## Task statement
What follows is a listing. Return every line of it exactly.

## Supplied data
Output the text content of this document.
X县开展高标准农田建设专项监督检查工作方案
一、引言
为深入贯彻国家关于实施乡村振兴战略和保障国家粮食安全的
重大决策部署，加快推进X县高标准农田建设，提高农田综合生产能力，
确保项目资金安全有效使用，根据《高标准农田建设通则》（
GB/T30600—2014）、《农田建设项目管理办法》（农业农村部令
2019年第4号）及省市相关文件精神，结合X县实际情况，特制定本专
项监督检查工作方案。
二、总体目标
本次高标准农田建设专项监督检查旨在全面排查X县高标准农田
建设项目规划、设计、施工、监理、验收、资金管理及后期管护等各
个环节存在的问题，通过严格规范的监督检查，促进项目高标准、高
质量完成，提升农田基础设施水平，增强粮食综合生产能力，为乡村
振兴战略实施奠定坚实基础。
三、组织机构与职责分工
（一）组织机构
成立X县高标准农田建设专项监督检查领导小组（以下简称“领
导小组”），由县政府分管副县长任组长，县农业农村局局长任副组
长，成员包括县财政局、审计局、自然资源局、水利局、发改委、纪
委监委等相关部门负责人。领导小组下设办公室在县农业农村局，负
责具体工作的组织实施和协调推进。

## The solution
Output the text content of this document.
X县开展高标准农田建设专项监督检查工作方案
一、引言
为深入贯彻国家关于实施乡村振兴战略和保障国家粮食安全的
重大决策部署，加快推进X县高标准农田建设，提高农田综合生产能力，
确保项目资金安全有效使用，根据《高标准农田建设通则》（
GB/T30600—2014）、《农田建设项目管理办法》（农业农村部令
2019年第4号）及省市相关文件精神，结合X县实际情况，特制定本专
项监督检查工作方案。
二、总体目标
本次高标准农田建设专项监督检查旨在全面排查X县高标准农田
建设项目规划、设计、施工、监理、验收、资金管理及后期管护等各
个环节存在的问题，通过严格规范的监督检查，促进项目高标准、高
质量完成，提升农田基础设施水平，增强粮食综合生产能力，为乡村
振兴战略实施奠定坚实基础。
三、组织机构与职责分工
（一）组织机构
成立X县高标准农田建设专项监督检查领导小组（以下简称“领
导小组”），由县政府分管副县长任组长，县农业农村局局长任副组
长，成员包括县财政局、审计局、自然资源局、水利局、发改委、纪
委监委等相关部门负责人。领导小组下设办公室在县农业农村局，负
责具体工作的组织实施和协调推进。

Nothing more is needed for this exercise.